Write out the whole listing exactly as it stands.

Source material =>
——————————
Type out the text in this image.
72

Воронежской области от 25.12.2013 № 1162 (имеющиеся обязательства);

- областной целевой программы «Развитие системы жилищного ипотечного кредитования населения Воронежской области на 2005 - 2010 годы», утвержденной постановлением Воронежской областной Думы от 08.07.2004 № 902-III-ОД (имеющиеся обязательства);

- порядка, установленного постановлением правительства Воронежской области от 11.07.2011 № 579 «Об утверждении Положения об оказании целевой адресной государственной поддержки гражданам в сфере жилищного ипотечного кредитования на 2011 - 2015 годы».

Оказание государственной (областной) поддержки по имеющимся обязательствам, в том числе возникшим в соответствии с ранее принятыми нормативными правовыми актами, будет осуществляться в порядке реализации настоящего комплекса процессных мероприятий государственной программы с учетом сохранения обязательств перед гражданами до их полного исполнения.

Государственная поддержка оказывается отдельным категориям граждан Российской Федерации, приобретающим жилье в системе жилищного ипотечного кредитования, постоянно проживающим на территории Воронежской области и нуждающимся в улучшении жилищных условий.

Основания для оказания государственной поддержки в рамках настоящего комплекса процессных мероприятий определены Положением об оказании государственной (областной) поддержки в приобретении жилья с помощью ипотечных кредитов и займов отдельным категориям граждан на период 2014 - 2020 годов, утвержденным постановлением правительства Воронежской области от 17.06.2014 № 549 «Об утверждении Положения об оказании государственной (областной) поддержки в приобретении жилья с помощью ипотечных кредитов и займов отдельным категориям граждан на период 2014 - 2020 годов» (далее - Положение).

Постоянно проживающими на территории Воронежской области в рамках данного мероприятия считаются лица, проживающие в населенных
——————————
Task answer =>
Type out the text in this image.
72

Воронежской области от 25.12.2013 № 1162 (имеющиеся обязательства);

- областной целевой программы «Развитие системы жилищного ипотечного кредитования населения Воронежской области на 2005 - 2010 годы», утвержденной постановлением Воронежской областной Думы от 08.07.2004 № 902-III-ОД (имеющиеся обязательства);

- порядка, установленного постановлением правительства Воронежской области от 11.07.2011 № 579 «Об утверждении Положения об оказании целевой адресной государственной поддержки гражданам в сфере жилищного ипотечного кредитования на 2011 - 2015 годы».

Оказание государственной (областной) поддержки по имеющимся обязательствам, в том числе возникшим в соответствии с ранее принятыми нормативными правовыми актами, будет осуществляться в порядке реализации настоящего комплекса процессных мероприятий государственной программы с учетом сохранения обязательств перед гражданами до их полного исполнения.

Государственная поддержка оказывается отдельным категориям граждан Российской Федерации, приобретающим жилье в системе жилищного ипотечного кредитования, постоянно проживающим на территории Воронежской области и нуждающимся в улучшении жилищных условий.

Основания для оказания государственной поддержки в рамках настоящего комплекса процессных мероприятий определены Положением об оказании государственной (областной) поддержки в приобретении жилья с помощью ипотечных кредитов и займов отдельным категориям граждан на период 2014 - 2020 годов, утвержденным постановлением правительства Воронежской области от 17.06.2014 № 549 «Об утверждении Положения об оказании государственной (областной) поддержки в приобретении жилья с помощью ипотечных кредитов и займов отдельным категориям граждан на период 2014 - 2020 годов» (далее - Положение).

Постоянно проживающими на территории Воронежской области в рамках данного мероприятия считаются лица, проживающие в населенных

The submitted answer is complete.